• EXERCISE PROMPT:
Reproduce every line below verbatim and in the same order, leaving out the picture.
+++
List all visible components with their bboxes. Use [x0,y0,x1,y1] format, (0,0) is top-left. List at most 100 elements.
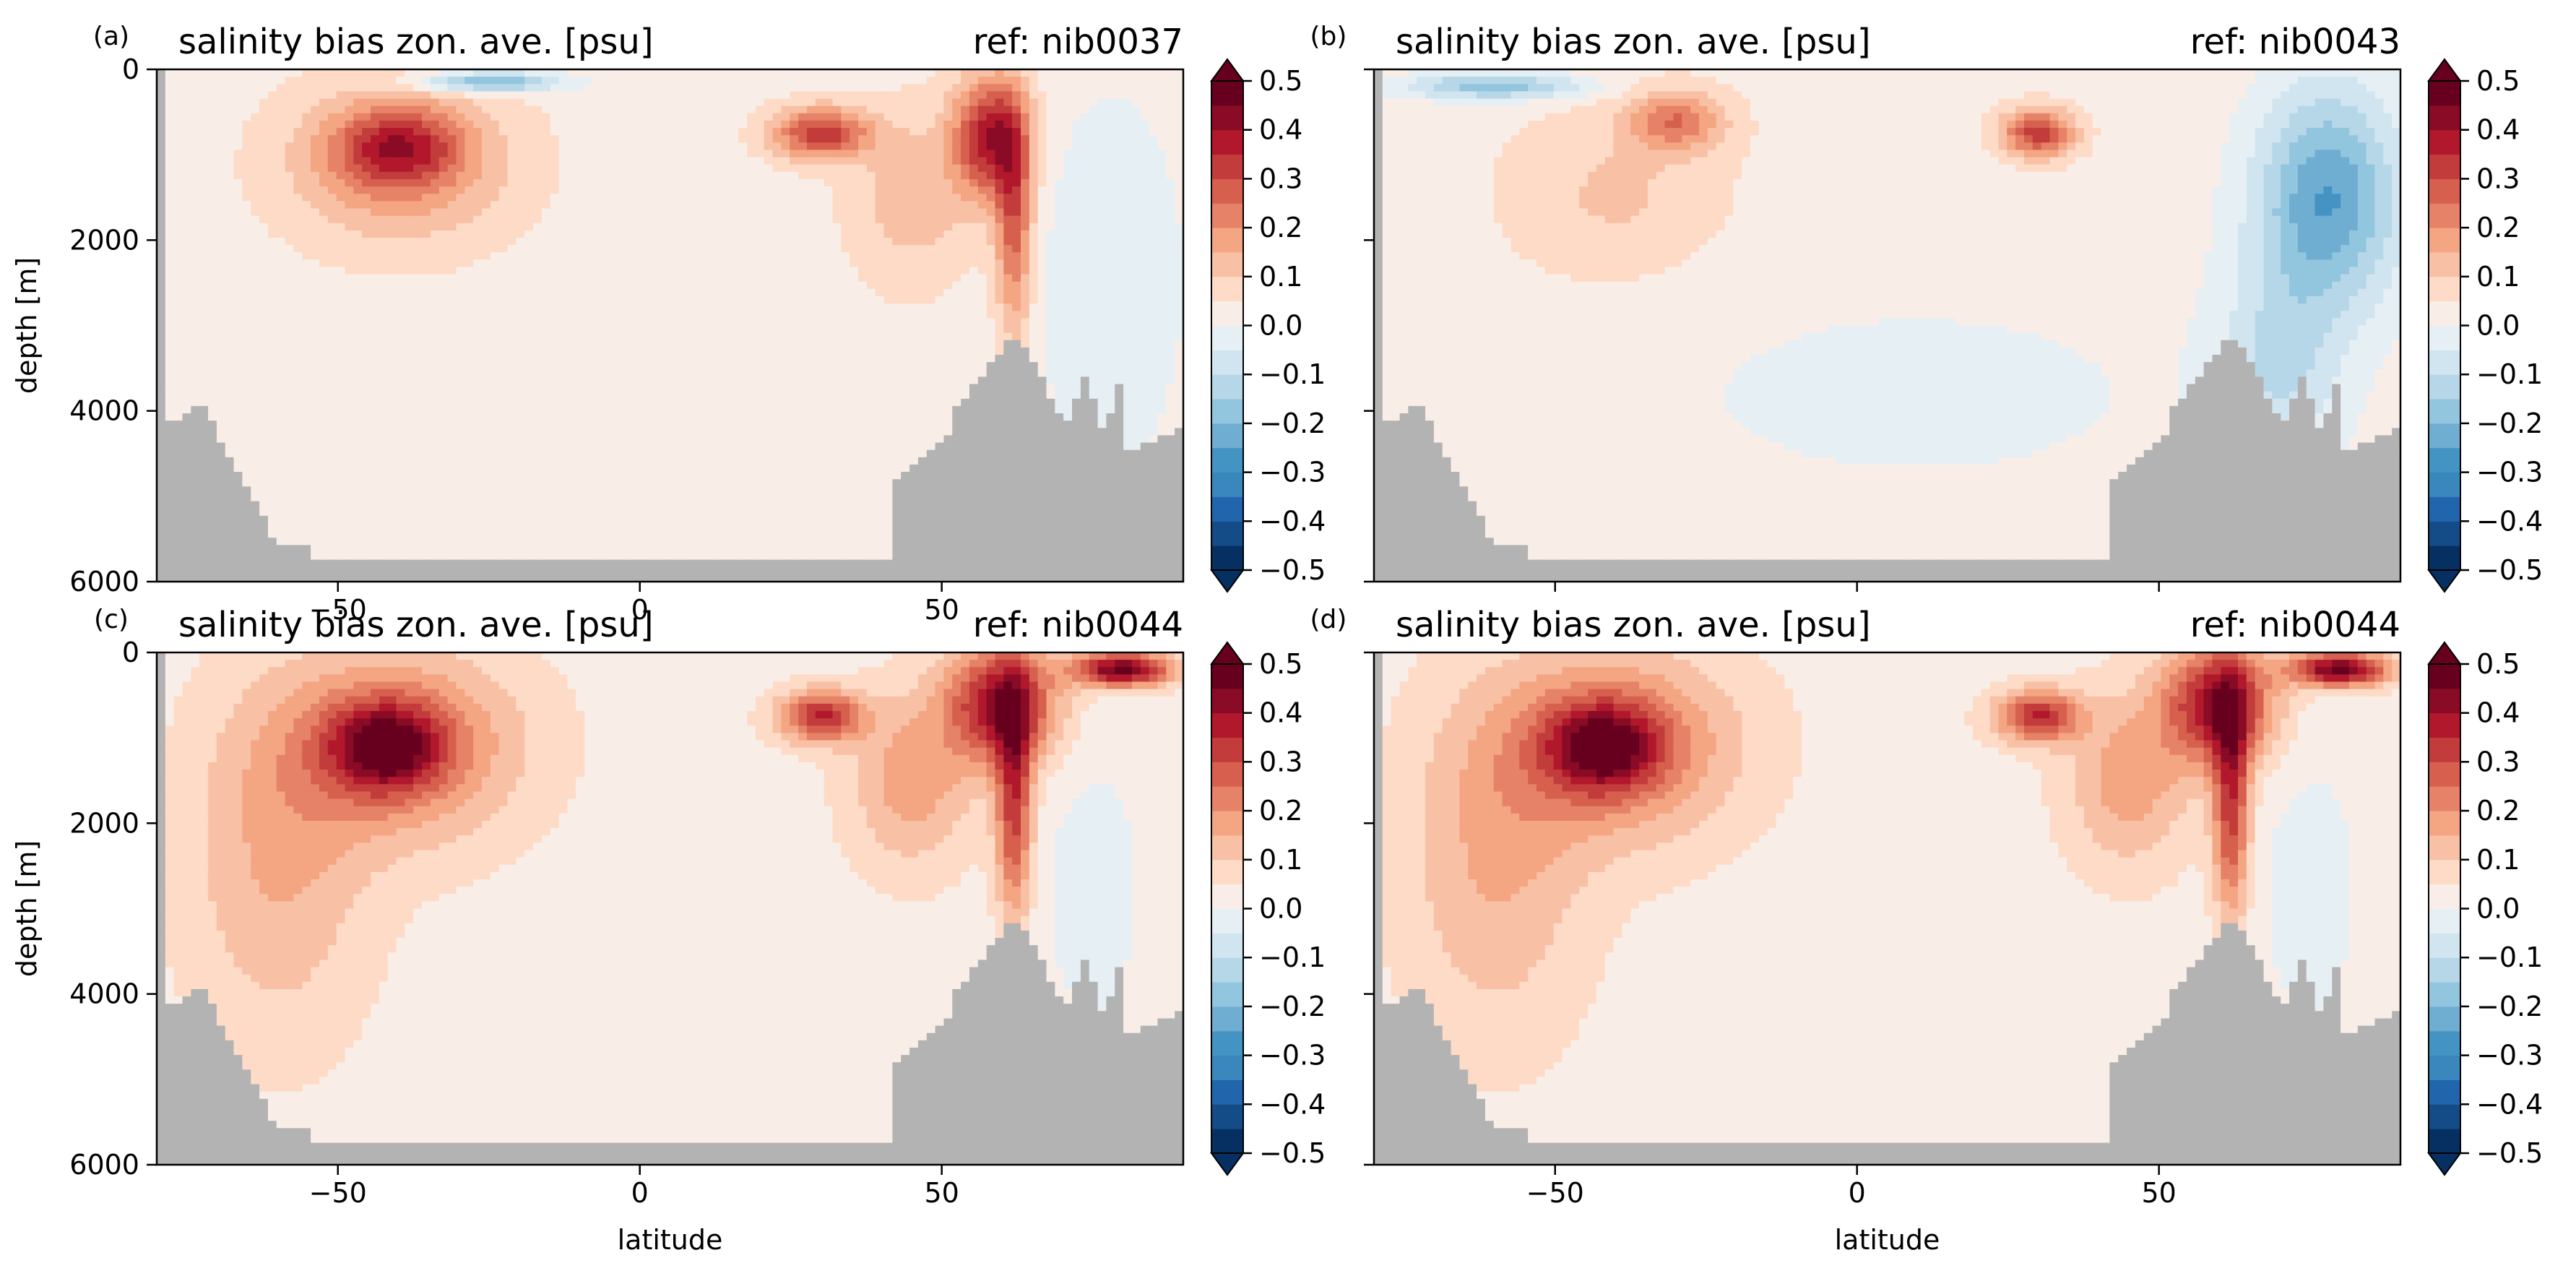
heatmap-cell [550,99,559,107]
heatmap-cell [448,457,457,465]
heatmap-cell [362,348,371,355]
heatmap-cell [183,384,191,392]
heatmap-cell [550,384,559,392]
heatmap-cell [508,340,517,348]
heatmap-cell [251,326,259,334]
heatmap-cell [285,275,294,283]
heatmap-cell [259,194,268,202]
heatmap-cell [756,121,764,129]
heatmap-cell [696,128,704,136]
heatmap-cell [439,523,448,531]
heatmap-cell [738,479,747,487]
heatmap-cell [285,186,294,194]
heatmap-cell [490,435,499,443]
heatmap-cell [516,376,524,384]
heatmap-cell [337,84,345,92]
heatmap-cell [653,530,662,538]
heatmap-cell [337,142,345,150]
heatmap-cell [345,238,354,246]
heatmap-cell [422,326,431,334]
heatmap-cell [490,560,499,568]
heatmap-cell [542,523,550,531]
heatmap-cell [217,523,225,531]
heatmap-cell [524,479,533,487]
heatmap-cell [259,150,268,158]
heatmap-cell [431,303,439,311]
heatmap-cell [756,428,764,436]
heatmap-cell [610,91,619,99]
heatmap-cell [234,165,243,173]
heatmap-cell [285,91,294,99]
heatmap-cell [174,355,183,363]
heatmap-cell [319,259,328,267]
heatmap-cell [584,245,593,253]
heatmap-cell [722,501,730,509]
heatmap-cell [499,267,508,275]
heatmap-cell [165,493,174,501]
heatmap-cell [165,91,174,99]
heatmap-cell [157,186,165,194]
heatmap-cell [328,282,337,290]
heatmap-cell [670,194,679,202]
heatmap-cell [311,530,319,538]
heatmap-cell [345,443,354,451]
heatmap-cell [516,384,524,392]
heatmap-cell [277,208,285,216]
heatmap-cell [559,259,568,267]
heatmap-cell [405,216,413,224]
heatmap-cell [713,194,722,202]
heatmap-cell [576,99,584,107]
heatmap-cell [157,472,165,480]
heatmap-cell [738,303,747,311]
heatmap-cell [293,267,302,275]
heatmap-cell [756,465,764,473]
heatmap-cell [559,560,568,568]
heatmap-cell [584,413,593,421]
heatmap-cell [713,289,722,297]
heatmap-cell [687,84,696,92]
heatmap-cell [405,186,413,194]
heatmap-cell [319,428,328,436]
heatmap-cell [722,121,730,129]
heatmap-cell [687,150,696,158]
heatmap-cell [353,428,362,436]
heatmap-cell [473,376,482,384]
heatmap-cell [747,362,756,370]
heatmap-cell [293,369,302,377]
heatmap-cell [524,348,533,355]
heatmap-cell [696,186,704,194]
heatmap-cell [550,208,559,216]
heatmap-cell [533,530,542,538]
heatmap-cell [422,450,431,458]
heatmap-cell [524,486,533,494]
heatmap-cell [464,275,473,283]
heatmap-cell [379,318,388,326]
heatmap-cell [353,472,362,480]
heatmap-cell [662,223,670,231]
heatmap-cell [379,121,388,129]
heatmap-cell [345,486,354,494]
heatmap-cell [268,282,277,290]
heatmap-cell [259,450,268,458]
heatmap-cell [653,84,662,92]
heatmap-cell [345,421,354,428]
heatmap-cell [405,282,413,290]
heatmap-cell [251,99,259,107]
heatmap-cell [345,428,354,436]
heatmap-cell [722,450,730,458]
heatmap-cell [268,238,277,246]
heatmap-cell [550,128,559,136]
heatmap-cell [678,142,687,150]
heatmap-cell [567,259,576,267]
heatmap-cell [490,230,499,238]
heatmap-cell [165,223,174,231]
heatmap-cell [516,369,524,377]
heatmap-cell [174,538,183,546]
heatmap-cell [388,186,397,194]
heatmap-cell [191,275,199,283]
heatmap-cell [234,384,243,392]
heatmap-cell [490,208,499,216]
heatmap-cell [319,121,328,129]
heatmap-cell [662,113,670,121]
heatmap-cell [696,392,704,400]
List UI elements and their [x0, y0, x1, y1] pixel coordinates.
+++
• FINAL RESULT:
List all visible components with their bboxes. Use [x0,y0,x1,y1] format, (0,0) is top-left. List at most 100 elements.
heatmap-cell [550,99,559,107]
heatmap-cell [448,457,457,465]
heatmap-cell [362,348,371,355]
heatmap-cell [183,384,191,392]
heatmap-cell [550,384,559,392]
heatmap-cell [508,340,517,348]
heatmap-cell [251,326,259,334]
heatmap-cell [285,275,294,283]
heatmap-cell [259,194,268,202]
heatmap-cell [756,121,764,129]
heatmap-cell [696,128,704,136]
heatmap-cell [439,523,448,531]
heatmap-cell [738,479,747,487]
heatmap-cell [285,186,294,194]
heatmap-cell [490,435,499,443]
heatmap-cell [516,376,524,384]
heatmap-cell [337,84,345,92]
heatmap-cell [653,530,662,538]
heatmap-cell [337,142,345,150]
heatmap-cell [345,238,354,246]
heatmap-cell [422,326,431,334]
heatmap-cell [490,560,499,568]
heatmap-cell [542,523,550,531]
heatmap-cell [217,523,225,531]
heatmap-cell [524,479,533,487]
heatmap-cell [259,150,268,158]
heatmap-cell [431,303,439,311]
heatmap-cell [756,428,764,436]
heatmap-cell [610,91,619,99]
heatmap-cell [234,165,243,173]
heatmap-cell [285,91,294,99]
heatmap-cell [174,355,183,363]
heatmap-cell [319,259,328,267]
heatmap-cell [584,245,593,253]
heatmap-cell [722,501,730,509]
heatmap-cell [499,267,508,275]
heatmap-cell [165,493,174,501]
heatmap-cell [165,91,174,99]
heatmap-cell [157,186,165,194]
heatmap-cell [328,282,337,290]
heatmap-cell [670,194,679,202]
heatmap-cell [311,530,319,538]
heatmap-cell [345,443,354,451]
heatmap-cell [516,384,524,392]
heatmap-cell [277,208,285,216]
heatmap-cell [559,259,568,267]
heatmap-cell [405,216,413,224]
heatmap-cell [713,194,722,202]
heatmap-cell [576,99,584,107]
heatmap-cell [157,472,165,480]
heatmap-cell [738,303,747,311]
heatmap-cell [293,267,302,275]
heatmap-cell [756,465,764,473]
heatmap-cell [559,560,568,568]
heatmap-cell [584,413,593,421]
heatmap-cell [713,289,722,297]
heatmap-cell [687,84,696,92]
heatmap-cell [405,186,413,194]
heatmap-cell [319,428,328,436]
heatmap-cell [722,121,730,129]
heatmap-cell [687,150,696,158]
heatmap-cell [353,428,362,436]
heatmap-cell [473,376,482,384]
heatmap-cell [747,362,756,370]
heatmap-cell [293,369,302,377]
heatmap-cell [524,348,533,355]
heatmap-cell [696,186,704,194]
heatmap-cell [550,208,559,216]
heatmap-cell [533,530,542,538]
heatmap-cell [422,450,431,458]
heatmap-cell [524,486,533,494]
heatmap-cell [464,275,473,283]
heatmap-cell [379,318,388,326]
heatmap-cell [353,472,362,480]
heatmap-cell [662,223,670,231]
heatmap-cell [379,121,388,129]
heatmap-cell [345,486,354,494]
heatmap-cell [268,282,277,290]
heatmap-cell [259,450,268,458]
heatmap-cell [653,84,662,92]
heatmap-cell [345,421,354,428]
heatmap-cell [405,282,413,290]
heatmap-cell [251,99,259,107]
heatmap-cell [345,428,354,436]
heatmap-cell [722,450,730,458]
heatmap-cell [268,238,277,246]
heatmap-cell [550,128,559,136]
heatmap-cell [678,142,687,150]
heatmap-cell [567,259,576,267]
heatmap-cell [490,230,499,238]
heatmap-cell [165,223,174,231]
heatmap-cell [516,369,524,377]
heatmap-cell [174,538,183,546]
heatmap-cell [388,186,397,194]
heatmap-cell [191,275,199,283]
heatmap-cell [234,384,243,392]
heatmap-cell [490,208,499,216]
heatmap-cell [319,121,328,129]
heatmap-cell [662,113,670,121]
heatmap-cell [696,392,704,400]
List UI elements and their [x0, y0, x1, y1] pixel coordinates.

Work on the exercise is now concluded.